Can you write out again the lines starting with the one containing "List UI elements" and going on through the one containing "label 2) xyxy=(170,404,272,434)", swapping "pink" for "magenta" and leaving everything else as it is? Give only those lines.
>> Begin Records to process
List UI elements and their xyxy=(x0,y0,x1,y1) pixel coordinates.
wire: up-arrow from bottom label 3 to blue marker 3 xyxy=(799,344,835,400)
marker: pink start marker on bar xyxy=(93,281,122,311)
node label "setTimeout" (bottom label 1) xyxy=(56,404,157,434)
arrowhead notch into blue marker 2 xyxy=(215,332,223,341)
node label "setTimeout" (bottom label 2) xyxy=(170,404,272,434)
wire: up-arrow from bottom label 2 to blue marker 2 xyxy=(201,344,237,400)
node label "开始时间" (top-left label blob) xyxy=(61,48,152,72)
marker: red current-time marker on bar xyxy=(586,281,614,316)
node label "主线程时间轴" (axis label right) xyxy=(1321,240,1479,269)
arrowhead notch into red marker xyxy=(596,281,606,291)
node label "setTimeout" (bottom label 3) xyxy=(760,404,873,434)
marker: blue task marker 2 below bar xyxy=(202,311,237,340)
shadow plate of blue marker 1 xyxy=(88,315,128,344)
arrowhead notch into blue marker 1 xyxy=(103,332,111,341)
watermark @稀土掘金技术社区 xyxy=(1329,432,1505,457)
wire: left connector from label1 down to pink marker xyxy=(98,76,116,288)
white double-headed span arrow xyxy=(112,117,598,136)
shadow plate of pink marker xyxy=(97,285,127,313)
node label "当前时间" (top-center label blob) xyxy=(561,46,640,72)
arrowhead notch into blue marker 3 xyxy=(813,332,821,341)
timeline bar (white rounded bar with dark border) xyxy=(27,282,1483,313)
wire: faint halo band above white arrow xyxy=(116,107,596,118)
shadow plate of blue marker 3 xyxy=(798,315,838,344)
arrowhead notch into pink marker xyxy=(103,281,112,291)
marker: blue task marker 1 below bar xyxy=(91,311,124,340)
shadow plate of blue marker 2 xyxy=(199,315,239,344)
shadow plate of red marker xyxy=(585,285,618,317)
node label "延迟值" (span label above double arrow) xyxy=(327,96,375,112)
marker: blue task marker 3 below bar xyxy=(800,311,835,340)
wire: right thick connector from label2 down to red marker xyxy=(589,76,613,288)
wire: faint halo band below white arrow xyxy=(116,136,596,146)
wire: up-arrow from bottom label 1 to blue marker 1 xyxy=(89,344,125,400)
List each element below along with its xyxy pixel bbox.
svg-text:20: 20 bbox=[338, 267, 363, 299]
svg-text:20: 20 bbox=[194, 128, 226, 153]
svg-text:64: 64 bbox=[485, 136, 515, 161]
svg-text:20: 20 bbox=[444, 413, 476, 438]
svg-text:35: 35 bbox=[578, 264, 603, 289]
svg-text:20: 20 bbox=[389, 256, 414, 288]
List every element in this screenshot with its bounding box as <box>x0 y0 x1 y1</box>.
>> End Records to process
>> Begin Records to process
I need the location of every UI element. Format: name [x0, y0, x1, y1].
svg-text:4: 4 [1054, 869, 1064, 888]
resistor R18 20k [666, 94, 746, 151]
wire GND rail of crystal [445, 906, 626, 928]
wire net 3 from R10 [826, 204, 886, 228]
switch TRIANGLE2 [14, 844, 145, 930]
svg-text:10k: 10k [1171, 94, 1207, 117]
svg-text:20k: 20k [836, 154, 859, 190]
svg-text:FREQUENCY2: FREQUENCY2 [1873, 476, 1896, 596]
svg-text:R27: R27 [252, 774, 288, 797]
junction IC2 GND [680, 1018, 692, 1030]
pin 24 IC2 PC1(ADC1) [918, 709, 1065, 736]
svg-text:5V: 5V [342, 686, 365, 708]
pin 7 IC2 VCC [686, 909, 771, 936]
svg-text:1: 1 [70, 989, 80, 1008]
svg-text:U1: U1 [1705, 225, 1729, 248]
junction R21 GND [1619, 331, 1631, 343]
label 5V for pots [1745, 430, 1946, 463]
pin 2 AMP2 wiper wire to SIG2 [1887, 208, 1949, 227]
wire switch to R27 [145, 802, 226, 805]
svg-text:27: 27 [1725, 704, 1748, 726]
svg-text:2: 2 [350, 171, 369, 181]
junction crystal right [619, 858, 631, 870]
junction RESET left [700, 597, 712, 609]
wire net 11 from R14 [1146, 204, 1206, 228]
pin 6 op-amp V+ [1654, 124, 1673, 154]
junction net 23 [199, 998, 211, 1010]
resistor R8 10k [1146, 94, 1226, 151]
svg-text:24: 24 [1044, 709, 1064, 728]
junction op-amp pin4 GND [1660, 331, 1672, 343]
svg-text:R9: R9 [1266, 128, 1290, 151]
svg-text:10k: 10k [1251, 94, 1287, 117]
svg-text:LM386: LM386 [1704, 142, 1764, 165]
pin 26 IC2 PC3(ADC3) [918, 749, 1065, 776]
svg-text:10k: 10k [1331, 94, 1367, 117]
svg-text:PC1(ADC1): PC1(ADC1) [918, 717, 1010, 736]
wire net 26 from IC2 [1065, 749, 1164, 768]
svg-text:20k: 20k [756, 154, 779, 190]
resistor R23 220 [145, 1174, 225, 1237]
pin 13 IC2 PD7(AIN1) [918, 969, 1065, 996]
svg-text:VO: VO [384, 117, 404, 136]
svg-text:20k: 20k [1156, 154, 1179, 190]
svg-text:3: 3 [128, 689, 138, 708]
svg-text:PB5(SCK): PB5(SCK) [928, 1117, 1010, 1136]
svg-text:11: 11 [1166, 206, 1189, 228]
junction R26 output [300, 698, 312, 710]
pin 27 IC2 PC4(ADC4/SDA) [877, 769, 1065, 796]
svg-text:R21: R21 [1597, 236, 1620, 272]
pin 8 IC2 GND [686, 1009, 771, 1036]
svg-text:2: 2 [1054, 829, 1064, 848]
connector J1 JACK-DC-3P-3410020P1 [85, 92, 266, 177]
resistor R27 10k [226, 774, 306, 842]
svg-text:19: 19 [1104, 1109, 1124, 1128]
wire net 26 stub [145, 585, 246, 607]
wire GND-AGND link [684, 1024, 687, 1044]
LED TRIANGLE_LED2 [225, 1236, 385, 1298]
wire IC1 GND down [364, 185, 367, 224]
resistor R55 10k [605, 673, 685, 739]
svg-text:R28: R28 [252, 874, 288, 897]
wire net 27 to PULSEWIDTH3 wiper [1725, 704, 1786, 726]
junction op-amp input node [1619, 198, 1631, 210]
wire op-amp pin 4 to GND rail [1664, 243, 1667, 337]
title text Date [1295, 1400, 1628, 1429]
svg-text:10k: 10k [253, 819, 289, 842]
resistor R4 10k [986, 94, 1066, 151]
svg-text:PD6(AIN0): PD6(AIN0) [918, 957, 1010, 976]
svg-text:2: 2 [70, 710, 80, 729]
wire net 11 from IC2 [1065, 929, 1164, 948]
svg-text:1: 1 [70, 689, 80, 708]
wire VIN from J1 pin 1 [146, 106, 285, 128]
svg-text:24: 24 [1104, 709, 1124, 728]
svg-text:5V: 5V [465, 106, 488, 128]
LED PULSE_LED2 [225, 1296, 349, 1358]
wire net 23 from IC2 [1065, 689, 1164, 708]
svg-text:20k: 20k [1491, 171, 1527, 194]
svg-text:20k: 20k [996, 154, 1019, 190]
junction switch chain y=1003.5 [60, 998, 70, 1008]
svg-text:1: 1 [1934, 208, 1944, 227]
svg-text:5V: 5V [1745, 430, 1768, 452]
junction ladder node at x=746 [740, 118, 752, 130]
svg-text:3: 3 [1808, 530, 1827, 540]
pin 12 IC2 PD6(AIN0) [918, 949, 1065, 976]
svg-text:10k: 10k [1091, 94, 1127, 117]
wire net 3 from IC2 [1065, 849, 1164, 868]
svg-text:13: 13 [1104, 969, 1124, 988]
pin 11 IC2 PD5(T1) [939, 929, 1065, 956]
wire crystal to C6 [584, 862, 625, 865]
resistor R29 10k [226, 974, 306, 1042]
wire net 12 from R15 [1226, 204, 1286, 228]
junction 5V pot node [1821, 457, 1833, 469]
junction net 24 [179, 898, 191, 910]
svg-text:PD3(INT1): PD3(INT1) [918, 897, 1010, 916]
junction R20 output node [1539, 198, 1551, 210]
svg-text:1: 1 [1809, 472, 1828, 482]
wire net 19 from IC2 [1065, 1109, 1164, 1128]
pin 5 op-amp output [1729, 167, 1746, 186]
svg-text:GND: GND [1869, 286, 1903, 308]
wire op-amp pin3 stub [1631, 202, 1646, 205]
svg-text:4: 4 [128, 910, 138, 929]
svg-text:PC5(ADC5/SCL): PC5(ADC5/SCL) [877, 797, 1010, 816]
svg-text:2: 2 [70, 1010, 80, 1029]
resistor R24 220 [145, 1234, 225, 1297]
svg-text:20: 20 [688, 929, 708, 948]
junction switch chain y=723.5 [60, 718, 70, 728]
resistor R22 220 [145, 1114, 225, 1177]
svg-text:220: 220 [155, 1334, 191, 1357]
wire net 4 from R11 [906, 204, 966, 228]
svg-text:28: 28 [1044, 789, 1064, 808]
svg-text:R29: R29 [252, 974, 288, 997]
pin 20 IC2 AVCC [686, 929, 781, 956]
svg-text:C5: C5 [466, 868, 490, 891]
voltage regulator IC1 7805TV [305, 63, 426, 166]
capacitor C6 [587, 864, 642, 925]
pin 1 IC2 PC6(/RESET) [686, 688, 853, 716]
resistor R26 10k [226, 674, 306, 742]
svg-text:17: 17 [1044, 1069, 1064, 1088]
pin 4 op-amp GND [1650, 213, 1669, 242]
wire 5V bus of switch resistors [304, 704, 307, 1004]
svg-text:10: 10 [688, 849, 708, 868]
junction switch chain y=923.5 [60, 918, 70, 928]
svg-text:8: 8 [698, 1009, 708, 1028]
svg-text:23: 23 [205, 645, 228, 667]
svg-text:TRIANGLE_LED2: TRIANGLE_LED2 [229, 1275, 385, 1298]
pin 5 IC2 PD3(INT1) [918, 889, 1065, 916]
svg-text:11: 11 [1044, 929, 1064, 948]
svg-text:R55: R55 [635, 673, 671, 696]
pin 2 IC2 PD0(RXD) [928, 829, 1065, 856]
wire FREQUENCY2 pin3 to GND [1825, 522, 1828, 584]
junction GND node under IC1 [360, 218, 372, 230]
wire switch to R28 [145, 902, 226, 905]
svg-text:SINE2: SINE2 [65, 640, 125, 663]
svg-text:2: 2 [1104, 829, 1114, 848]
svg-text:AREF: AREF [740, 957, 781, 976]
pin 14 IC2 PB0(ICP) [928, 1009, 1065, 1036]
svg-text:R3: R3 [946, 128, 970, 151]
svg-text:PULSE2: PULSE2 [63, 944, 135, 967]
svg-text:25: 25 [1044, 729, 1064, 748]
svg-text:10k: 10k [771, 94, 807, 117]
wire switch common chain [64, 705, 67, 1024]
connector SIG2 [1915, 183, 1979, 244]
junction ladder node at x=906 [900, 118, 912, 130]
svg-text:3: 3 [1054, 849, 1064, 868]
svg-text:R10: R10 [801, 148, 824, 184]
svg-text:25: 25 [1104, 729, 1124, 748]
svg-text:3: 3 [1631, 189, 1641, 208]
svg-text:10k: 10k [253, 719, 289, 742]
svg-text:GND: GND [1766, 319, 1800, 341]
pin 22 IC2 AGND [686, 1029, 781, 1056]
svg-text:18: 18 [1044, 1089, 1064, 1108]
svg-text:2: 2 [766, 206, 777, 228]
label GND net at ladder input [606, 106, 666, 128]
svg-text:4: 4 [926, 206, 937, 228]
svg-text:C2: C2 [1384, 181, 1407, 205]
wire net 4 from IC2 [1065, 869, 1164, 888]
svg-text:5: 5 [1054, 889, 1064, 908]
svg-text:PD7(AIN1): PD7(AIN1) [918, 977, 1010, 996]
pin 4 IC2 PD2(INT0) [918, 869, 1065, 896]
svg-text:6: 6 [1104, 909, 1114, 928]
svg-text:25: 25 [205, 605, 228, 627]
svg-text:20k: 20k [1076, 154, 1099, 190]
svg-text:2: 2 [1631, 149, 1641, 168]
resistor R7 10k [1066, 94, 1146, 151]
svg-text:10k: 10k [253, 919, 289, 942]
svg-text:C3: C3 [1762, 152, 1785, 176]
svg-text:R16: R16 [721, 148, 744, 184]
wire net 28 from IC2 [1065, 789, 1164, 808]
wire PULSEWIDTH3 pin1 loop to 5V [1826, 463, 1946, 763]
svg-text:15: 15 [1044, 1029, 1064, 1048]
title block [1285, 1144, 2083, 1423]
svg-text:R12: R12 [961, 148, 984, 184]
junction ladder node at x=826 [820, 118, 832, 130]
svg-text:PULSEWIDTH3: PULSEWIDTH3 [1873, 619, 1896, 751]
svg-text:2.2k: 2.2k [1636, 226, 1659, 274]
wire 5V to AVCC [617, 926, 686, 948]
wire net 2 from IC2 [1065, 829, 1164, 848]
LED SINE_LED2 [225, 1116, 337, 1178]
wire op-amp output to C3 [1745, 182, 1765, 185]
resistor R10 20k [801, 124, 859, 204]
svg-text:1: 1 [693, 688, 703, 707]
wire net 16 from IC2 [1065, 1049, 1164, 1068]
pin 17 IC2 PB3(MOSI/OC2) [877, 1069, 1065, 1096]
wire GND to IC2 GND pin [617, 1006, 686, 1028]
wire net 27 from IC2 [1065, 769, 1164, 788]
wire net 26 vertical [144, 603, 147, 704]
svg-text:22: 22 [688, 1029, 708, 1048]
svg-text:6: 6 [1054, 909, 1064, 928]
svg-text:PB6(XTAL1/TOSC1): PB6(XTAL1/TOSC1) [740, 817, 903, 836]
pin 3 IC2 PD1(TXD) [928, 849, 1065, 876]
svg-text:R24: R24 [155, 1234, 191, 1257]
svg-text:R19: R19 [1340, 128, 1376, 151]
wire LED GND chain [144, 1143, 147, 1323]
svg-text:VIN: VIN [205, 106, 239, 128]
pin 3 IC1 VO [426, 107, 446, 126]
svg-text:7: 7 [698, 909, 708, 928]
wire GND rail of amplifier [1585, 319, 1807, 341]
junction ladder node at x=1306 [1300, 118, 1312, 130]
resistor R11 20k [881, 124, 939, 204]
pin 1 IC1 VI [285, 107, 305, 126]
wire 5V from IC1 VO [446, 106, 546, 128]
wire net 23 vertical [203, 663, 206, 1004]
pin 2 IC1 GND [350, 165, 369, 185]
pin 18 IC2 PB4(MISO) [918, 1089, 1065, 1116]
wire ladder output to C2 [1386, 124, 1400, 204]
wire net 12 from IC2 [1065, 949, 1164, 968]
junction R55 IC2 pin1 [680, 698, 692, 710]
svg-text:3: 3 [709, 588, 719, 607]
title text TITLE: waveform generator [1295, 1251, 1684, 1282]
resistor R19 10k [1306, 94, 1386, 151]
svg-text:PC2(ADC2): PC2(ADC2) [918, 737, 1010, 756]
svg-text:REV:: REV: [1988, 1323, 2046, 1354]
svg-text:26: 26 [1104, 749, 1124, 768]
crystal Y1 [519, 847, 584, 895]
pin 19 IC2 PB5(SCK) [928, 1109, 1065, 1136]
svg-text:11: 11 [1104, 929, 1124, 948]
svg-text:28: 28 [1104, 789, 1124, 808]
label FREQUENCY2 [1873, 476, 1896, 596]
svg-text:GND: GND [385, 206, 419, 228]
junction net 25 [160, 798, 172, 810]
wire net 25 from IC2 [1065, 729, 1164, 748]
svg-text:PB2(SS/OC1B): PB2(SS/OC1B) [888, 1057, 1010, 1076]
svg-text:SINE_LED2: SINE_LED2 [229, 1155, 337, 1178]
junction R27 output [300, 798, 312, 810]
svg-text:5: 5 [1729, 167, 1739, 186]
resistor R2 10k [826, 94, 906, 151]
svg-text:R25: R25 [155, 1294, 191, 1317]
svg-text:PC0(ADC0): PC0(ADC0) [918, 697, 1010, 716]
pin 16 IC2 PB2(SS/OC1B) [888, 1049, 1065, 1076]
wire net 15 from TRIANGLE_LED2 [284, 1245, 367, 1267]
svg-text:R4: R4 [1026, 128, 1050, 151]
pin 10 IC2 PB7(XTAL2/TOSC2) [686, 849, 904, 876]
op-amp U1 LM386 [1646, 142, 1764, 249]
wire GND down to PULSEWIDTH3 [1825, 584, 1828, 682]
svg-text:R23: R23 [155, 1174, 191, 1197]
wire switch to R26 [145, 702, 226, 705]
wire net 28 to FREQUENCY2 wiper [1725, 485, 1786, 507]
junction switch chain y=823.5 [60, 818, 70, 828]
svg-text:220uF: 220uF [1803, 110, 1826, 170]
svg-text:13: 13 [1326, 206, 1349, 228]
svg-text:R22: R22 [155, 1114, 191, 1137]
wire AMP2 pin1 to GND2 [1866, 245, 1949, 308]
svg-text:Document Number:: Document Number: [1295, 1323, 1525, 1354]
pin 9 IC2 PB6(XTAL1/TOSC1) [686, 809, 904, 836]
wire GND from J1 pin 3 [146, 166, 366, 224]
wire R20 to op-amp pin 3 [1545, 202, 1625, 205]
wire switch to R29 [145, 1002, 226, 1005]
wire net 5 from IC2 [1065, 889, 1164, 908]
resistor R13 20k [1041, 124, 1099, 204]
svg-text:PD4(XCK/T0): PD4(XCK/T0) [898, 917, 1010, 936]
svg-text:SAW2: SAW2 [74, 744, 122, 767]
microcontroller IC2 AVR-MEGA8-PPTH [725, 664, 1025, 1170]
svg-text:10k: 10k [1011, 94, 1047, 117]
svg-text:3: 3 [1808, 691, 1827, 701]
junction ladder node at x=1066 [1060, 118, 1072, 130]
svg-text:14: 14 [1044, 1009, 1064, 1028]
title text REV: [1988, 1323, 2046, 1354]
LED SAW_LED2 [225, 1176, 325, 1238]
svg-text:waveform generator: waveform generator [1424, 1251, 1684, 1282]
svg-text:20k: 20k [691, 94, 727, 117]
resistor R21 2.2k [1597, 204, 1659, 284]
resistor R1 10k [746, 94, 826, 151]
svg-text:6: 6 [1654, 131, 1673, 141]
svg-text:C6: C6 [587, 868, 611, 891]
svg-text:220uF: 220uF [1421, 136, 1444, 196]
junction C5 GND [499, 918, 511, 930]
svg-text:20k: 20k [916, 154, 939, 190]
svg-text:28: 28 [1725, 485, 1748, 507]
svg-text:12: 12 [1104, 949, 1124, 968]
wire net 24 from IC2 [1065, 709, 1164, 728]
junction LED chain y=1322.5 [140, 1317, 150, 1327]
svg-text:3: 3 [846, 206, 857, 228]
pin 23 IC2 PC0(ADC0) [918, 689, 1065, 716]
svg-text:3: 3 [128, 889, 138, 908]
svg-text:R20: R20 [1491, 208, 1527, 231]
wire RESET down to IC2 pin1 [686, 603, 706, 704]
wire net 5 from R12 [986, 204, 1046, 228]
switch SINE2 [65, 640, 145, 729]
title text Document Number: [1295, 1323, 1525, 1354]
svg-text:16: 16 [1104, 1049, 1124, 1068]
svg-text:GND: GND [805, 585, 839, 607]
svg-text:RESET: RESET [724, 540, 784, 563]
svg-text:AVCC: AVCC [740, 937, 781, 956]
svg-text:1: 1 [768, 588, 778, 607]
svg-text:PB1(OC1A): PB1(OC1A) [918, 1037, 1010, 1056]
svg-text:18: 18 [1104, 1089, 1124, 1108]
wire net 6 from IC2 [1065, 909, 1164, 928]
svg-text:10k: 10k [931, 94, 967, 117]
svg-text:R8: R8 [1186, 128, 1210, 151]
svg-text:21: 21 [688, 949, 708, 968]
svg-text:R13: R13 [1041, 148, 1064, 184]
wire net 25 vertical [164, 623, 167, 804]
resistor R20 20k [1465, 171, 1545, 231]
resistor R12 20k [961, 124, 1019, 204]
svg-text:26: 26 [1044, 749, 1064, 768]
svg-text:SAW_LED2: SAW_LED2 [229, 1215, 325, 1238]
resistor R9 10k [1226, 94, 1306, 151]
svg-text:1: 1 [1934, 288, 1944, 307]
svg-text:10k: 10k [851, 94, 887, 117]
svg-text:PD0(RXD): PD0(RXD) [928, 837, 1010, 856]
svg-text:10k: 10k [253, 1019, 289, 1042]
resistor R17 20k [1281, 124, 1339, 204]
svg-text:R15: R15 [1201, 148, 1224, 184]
>> End Records to process
**The result:**
List UI elements and their xyxy=(x0,y0,x1,y1) pixel coordinates.
wire: up-arrow from bottom label 3 to blue marker 3 xyxy=(799,344,835,400)
marker: magenta start marker on bar xyxy=(93,281,122,311)
node label "setTimeout" (bottom label 1) xyxy=(56,404,157,434)
arrowhead notch into blue marker 2 xyxy=(215,332,223,341)
node label "setTimeout" (bottom label 2) xyxy=(170,404,272,434)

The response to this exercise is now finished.